-- start of Stored records --
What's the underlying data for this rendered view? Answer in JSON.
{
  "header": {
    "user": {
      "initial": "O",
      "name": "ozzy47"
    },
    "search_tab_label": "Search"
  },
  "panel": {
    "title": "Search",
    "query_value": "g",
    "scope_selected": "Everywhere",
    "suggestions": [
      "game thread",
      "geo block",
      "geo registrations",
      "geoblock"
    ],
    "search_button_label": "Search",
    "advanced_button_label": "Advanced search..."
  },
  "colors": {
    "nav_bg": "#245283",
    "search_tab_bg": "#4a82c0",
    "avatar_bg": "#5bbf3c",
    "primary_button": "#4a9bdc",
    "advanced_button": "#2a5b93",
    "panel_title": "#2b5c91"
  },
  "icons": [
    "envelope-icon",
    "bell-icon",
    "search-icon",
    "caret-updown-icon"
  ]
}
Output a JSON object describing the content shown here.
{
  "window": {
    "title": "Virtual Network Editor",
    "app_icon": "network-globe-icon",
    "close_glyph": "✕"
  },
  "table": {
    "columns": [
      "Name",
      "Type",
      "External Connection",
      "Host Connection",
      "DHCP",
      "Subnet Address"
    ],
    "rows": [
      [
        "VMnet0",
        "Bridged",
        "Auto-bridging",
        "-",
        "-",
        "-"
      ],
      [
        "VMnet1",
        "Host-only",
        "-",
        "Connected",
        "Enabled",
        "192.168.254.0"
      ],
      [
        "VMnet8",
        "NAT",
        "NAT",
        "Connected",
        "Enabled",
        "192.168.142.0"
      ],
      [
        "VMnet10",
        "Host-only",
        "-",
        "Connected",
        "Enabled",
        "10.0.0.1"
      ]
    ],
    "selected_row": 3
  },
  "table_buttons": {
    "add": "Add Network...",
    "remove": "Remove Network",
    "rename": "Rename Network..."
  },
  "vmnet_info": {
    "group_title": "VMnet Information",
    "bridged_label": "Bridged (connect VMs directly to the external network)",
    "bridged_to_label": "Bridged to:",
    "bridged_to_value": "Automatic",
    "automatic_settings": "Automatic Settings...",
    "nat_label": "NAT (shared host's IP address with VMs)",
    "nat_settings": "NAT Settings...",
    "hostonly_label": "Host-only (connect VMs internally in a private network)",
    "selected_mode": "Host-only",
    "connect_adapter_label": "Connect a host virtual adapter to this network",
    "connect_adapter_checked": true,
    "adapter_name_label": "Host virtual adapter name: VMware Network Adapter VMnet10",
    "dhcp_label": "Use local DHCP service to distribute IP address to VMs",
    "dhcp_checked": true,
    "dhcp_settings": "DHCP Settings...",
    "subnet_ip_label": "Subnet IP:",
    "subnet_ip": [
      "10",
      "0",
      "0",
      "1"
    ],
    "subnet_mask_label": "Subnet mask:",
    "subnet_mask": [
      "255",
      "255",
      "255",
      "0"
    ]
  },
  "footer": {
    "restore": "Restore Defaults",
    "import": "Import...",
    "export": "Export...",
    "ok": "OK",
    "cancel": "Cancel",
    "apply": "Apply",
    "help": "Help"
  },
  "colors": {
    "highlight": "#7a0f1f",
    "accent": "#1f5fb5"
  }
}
-- end of Stored records --
Goal of the exercise: Extract each record, keeping it identical to the original.

Output for this exercise:
What's the underlying data for this rendered view? Answer in JSON.
{
  "header": {
    "user": {
      "initial": "O",
      "name": "ozzy47"
    },
    "search_tab_label": "Search"
  },
  "panel": {
    "title": "Search",
    "query_value": "g",
    "scope_selected": "Everywhere",
    "suggestions": [
      "game thread",
      "geo block",
      "geo registrations",
      "geoblock"
    ],
    "search_button_label": "Search",
    "advanced_button_label": "Advanced search..."
  },
  "colors": {
    "nav_bg": "#245283",
    "search_tab_bg": "#4a82c0",
    "avatar_bg": "#5bbf3c",
    "primary_button": "#4a9bdc",
    "advanced_button": "#2a5b93",
    "panel_title": "#2b5c91"
  },
  "icons": [
    "envelope-icon",
    "bell-icon",
    "search-icon",
    "caret-updown-icon"
  ]
}
Output a JSON object describing the content shown here.
{
  "window": {
    "title": "Virtual Network Editor",
    "app_icon": "network-globe-icon",
    "close_glyph": "✕"
  },
  "table": {
    "columns": [
      "Name",
      "Type",
      "External Connection",
      "Host Connection",
      "DHCP",
      "Subnet Address"
    ],
    "rows": [
      [
        "VMnet0",
        "Bridged",
        "Auto-bridging",
        "-",
        "-",
        "-"
      ],
      [
        "VMnet1",
        "Host-only",
        "-",
        "Connected",
        "Enabled",
        "192.168.254.0"
      ],
      [
        "VMnet8",
        "NAT",
        "NAT",
        "Connected",
        "Enabled",
        "192.168.142.0"
      ],
      [
        "VMnet10",
        "Host-only",
        "-",
        "Connected",
        "Enabled",
        "10.0.0.1"
      ]
    ],
    "selected_row": 3
  },
  "table_buttons": {
    "add": "Add Network...",
    "remove": "Remove Network",
    "rename": "Rename Network..."
  },
  "vmnet_info": {
    "group_title": "VMnet Information",
    "bridged_label": "Bridged (connect VMs directly to the external network)",
    "bridged_to_label": "Bridged to:",
    "bridged_to_value": "Automatic",
    "automatic_settings": "Automatic Settings...",
    "nat_label": "NAT (shared host's IP address with VMs)",
    "nat_settings": "NAT Settings...",
    "hostonly_label": "Host-only (connect VMs internally in a private network)",
    "selected_mode": "Host-only",
    "connect_adapter_label": "Connect a host virtual adapter to this network",
    "connect_adapter_checked": true,
    "adapter_name_label": "Host virtual adapter name: VMware Network Adapter VMnet10",
    "dhcp_label": "Use local DHCP service to distribute IP address to VMs",
    "dhcp_checked": true,
    "dhcp_settings": "DHCP Settings...",
    "subnet_ip_label": "Subnet IP:",
    "subnet_ip": [
      "10",
      "0",
      "0",
      "1"
    ],
    "subnet_mask_label": "Subnet mask:",
    "subnet_mask": [
      "255",
      "255",
      "255",
      "0"
    ]
  },
  "footer": {
    "restore": "Restore Defaults",
    "import": "Import...",
    "export": "Export...",
    "ok": "OK",
    "cancel": "Cancel",
    "apply": "Apply",
    "help": "Help"
  },
  "colors": {
    "highlight": "#7a0f1f",
    "accent": "#1f5fb5"
  }
}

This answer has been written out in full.